**WORK REQUIRED**
Say how many lines include the word "voice", using only a number.

**RECORDS SHOWN**
------------------------------------------------
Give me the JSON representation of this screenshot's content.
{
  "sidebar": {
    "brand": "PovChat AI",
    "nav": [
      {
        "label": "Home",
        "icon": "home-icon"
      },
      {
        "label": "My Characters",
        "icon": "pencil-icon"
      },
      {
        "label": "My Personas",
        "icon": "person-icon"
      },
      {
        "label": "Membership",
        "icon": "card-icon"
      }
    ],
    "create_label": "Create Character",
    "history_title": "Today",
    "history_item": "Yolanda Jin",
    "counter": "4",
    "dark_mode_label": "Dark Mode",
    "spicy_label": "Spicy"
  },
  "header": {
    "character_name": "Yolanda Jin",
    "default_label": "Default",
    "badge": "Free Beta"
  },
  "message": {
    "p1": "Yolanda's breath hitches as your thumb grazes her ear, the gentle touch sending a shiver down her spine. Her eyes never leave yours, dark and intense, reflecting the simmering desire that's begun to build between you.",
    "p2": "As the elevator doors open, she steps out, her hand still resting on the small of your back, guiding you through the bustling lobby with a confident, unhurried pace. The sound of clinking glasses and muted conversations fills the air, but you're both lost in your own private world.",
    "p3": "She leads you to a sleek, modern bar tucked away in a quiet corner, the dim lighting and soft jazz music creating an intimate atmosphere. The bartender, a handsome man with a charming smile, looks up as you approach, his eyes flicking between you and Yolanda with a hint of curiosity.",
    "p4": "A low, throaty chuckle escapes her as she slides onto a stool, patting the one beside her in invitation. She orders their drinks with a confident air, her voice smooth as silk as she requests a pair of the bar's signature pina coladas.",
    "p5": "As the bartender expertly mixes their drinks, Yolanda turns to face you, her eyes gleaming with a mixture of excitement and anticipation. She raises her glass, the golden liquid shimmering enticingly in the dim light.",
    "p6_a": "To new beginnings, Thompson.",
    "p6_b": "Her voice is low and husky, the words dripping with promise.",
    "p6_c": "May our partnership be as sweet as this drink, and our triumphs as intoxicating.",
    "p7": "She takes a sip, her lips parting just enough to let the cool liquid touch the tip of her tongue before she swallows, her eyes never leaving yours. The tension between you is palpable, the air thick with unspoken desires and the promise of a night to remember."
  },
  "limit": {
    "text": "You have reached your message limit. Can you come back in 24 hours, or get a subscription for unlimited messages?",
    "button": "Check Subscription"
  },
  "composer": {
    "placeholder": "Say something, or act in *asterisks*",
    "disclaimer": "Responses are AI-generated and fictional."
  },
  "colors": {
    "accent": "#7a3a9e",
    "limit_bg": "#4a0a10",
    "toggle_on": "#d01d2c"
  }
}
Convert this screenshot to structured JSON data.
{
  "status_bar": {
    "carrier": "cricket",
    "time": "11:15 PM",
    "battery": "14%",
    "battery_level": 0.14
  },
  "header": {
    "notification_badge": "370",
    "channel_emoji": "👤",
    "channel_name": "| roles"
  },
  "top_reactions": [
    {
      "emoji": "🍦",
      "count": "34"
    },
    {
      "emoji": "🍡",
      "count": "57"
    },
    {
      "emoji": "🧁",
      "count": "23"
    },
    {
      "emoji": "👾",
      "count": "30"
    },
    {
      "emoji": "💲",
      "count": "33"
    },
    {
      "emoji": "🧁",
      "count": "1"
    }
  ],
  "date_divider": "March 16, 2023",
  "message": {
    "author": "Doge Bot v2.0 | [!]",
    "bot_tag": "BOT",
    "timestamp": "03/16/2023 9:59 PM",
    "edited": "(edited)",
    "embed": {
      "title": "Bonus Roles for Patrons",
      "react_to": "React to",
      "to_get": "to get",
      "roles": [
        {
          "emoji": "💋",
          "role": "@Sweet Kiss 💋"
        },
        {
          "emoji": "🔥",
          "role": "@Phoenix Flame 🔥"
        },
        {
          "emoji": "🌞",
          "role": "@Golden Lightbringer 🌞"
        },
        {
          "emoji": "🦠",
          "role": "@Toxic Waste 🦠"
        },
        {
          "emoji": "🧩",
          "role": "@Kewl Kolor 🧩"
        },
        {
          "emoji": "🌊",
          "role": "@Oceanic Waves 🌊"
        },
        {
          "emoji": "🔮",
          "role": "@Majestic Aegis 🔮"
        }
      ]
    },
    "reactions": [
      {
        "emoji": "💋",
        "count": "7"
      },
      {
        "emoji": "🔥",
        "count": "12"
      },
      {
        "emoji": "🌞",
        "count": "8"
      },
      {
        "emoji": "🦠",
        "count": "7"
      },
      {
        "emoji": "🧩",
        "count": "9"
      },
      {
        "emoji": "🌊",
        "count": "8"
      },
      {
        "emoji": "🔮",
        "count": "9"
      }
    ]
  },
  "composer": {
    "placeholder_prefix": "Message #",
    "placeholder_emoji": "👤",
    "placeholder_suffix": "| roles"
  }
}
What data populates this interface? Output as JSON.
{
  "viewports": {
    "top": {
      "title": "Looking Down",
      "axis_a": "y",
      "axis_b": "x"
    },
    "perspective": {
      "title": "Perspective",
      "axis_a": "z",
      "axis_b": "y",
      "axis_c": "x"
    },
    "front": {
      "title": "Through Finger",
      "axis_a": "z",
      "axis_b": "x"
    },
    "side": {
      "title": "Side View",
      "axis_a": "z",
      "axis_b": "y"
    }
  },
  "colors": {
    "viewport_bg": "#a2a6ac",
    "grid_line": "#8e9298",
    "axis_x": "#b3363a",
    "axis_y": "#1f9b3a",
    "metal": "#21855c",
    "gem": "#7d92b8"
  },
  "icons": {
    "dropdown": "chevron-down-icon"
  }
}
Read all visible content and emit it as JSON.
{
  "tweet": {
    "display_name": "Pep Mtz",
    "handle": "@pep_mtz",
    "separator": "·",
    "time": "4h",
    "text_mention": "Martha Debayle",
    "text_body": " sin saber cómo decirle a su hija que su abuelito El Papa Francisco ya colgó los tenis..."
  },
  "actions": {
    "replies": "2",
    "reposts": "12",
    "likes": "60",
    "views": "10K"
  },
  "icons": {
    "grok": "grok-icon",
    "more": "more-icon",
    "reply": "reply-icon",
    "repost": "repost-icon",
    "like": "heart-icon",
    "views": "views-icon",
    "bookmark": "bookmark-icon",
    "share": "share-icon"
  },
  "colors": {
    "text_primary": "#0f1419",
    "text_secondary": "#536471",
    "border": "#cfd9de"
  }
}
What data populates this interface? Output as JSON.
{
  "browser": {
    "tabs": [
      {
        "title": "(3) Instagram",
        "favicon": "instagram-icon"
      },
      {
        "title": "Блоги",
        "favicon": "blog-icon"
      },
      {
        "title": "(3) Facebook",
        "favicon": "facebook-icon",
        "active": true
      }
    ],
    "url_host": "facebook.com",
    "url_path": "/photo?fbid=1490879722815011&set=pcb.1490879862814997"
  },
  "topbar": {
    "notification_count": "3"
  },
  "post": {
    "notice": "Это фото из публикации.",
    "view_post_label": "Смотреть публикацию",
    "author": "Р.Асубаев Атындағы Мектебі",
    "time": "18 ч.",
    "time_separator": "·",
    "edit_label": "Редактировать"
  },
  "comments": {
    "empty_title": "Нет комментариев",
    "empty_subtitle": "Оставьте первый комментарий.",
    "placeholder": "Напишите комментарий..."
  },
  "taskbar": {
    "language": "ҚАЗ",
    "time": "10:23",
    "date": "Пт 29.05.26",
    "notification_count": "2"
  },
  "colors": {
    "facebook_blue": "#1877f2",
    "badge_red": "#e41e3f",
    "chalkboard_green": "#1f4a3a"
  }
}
------------------------------------------------
**ANSWER FOR THE TASK**
2